** START **

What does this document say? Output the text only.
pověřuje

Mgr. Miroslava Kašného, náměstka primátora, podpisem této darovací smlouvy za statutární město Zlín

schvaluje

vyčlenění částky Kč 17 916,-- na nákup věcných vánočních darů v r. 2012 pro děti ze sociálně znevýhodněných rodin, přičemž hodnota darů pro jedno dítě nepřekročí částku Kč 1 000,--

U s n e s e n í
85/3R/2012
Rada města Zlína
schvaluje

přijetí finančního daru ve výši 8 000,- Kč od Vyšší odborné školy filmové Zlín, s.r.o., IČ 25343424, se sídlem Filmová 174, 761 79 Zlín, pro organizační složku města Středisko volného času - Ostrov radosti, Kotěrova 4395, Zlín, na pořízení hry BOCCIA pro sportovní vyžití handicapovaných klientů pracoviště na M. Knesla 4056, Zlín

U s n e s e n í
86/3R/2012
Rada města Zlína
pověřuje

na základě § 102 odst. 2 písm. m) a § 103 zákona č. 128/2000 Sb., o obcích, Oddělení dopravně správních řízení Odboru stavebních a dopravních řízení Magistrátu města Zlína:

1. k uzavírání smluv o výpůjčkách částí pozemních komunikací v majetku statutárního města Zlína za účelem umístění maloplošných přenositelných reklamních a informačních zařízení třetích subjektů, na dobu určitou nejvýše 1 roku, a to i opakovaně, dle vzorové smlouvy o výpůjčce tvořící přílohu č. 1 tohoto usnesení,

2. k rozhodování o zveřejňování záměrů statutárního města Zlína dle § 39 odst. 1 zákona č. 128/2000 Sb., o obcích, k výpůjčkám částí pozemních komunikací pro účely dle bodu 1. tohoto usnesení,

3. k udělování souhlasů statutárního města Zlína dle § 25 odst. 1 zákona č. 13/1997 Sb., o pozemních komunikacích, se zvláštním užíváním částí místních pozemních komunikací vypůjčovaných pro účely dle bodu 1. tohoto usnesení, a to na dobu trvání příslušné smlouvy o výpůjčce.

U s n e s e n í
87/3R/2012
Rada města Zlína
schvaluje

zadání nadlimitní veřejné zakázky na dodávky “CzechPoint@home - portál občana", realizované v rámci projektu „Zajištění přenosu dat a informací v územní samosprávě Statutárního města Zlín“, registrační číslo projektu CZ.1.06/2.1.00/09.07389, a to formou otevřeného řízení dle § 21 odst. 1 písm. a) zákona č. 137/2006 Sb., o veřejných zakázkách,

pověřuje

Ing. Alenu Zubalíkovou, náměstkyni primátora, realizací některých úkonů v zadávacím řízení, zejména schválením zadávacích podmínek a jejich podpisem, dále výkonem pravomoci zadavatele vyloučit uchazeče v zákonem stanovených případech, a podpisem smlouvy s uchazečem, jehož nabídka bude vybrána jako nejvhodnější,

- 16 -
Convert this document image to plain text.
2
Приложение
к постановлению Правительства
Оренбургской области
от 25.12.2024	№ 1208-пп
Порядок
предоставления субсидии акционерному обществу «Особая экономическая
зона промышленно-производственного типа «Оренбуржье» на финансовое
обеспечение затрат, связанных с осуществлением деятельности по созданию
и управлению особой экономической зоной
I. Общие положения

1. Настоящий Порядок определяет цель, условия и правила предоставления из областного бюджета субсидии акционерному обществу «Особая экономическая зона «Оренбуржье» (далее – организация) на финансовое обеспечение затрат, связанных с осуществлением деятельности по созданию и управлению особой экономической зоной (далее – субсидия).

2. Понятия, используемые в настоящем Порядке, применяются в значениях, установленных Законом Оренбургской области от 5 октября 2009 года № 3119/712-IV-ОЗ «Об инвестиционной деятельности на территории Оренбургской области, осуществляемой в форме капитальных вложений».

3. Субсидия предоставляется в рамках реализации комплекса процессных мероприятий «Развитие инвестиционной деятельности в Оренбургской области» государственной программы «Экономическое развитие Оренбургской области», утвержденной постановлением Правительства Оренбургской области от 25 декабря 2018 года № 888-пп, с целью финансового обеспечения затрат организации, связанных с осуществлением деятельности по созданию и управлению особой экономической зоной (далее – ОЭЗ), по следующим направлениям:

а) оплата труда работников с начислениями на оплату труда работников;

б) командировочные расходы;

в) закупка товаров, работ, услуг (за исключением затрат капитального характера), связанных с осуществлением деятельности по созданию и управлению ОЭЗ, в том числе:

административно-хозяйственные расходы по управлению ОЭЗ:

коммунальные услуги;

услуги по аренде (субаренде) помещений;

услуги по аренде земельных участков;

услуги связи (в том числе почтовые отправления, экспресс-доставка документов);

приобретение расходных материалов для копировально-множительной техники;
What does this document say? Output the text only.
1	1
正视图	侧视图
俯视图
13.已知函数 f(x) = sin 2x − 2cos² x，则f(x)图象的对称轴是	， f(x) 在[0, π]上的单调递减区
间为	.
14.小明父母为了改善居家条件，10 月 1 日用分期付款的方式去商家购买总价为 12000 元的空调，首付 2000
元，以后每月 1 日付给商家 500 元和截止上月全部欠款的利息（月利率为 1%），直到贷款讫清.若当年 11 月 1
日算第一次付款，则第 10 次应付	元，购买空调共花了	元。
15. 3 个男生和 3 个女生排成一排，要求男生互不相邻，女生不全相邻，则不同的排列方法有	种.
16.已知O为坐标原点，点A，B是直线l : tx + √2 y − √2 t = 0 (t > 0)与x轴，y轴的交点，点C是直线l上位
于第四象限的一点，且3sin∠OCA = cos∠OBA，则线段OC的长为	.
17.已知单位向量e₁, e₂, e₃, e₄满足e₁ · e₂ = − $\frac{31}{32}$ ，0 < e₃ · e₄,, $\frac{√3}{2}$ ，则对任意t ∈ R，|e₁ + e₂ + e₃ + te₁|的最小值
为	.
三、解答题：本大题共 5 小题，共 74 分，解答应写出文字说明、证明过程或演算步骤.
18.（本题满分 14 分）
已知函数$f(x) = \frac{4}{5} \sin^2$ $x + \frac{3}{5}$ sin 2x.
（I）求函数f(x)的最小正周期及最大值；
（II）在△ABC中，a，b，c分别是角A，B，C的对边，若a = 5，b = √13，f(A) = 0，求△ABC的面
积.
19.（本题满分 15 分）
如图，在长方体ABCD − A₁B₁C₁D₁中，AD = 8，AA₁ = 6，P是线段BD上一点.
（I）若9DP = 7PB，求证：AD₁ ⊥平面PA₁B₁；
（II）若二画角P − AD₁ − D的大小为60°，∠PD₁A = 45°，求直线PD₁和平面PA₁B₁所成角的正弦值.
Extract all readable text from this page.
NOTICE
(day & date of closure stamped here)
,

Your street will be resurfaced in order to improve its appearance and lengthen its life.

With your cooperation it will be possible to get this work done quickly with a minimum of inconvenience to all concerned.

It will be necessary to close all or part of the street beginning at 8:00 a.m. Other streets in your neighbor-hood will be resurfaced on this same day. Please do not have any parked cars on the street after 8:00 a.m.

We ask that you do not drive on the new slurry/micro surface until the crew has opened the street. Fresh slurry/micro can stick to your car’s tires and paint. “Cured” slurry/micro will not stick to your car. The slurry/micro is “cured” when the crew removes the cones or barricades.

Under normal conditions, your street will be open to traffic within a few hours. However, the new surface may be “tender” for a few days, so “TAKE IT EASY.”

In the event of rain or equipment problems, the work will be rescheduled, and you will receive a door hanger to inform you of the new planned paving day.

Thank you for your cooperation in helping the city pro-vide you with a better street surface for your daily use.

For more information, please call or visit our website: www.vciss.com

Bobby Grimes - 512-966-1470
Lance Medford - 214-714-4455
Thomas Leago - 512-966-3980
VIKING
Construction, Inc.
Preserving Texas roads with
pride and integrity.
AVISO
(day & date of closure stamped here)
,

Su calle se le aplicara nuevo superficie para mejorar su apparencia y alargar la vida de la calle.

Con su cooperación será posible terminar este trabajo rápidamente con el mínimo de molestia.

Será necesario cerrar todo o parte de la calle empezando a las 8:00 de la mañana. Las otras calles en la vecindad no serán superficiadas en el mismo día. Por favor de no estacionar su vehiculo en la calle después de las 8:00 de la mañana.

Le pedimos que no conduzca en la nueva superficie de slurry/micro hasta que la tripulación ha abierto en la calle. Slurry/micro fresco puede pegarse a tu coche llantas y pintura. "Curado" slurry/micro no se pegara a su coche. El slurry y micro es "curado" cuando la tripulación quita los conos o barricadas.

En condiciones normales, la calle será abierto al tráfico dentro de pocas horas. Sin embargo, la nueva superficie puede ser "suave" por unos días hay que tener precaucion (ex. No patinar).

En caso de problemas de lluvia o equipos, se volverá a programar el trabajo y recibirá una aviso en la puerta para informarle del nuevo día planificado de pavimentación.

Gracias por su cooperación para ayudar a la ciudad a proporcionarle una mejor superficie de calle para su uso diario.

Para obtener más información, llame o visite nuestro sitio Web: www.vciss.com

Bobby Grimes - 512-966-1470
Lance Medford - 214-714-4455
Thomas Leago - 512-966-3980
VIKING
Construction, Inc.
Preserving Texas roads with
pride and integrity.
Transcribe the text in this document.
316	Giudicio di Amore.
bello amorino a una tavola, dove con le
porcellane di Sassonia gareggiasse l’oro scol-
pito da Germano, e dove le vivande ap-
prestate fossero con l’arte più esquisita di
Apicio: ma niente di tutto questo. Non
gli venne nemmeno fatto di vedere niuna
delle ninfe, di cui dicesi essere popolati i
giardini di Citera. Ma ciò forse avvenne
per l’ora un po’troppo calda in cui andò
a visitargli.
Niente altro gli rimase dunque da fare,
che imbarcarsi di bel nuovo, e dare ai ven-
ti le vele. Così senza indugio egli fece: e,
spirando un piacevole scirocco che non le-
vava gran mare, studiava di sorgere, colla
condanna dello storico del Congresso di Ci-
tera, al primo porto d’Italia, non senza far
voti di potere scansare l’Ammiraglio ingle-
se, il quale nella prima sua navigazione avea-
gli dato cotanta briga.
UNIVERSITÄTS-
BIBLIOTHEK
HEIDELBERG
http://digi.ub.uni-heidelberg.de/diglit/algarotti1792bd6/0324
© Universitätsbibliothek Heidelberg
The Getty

** END **

# Exercise
Scan the records above and report how many lines include the word "bodu", without any other text.

# Correct answer
2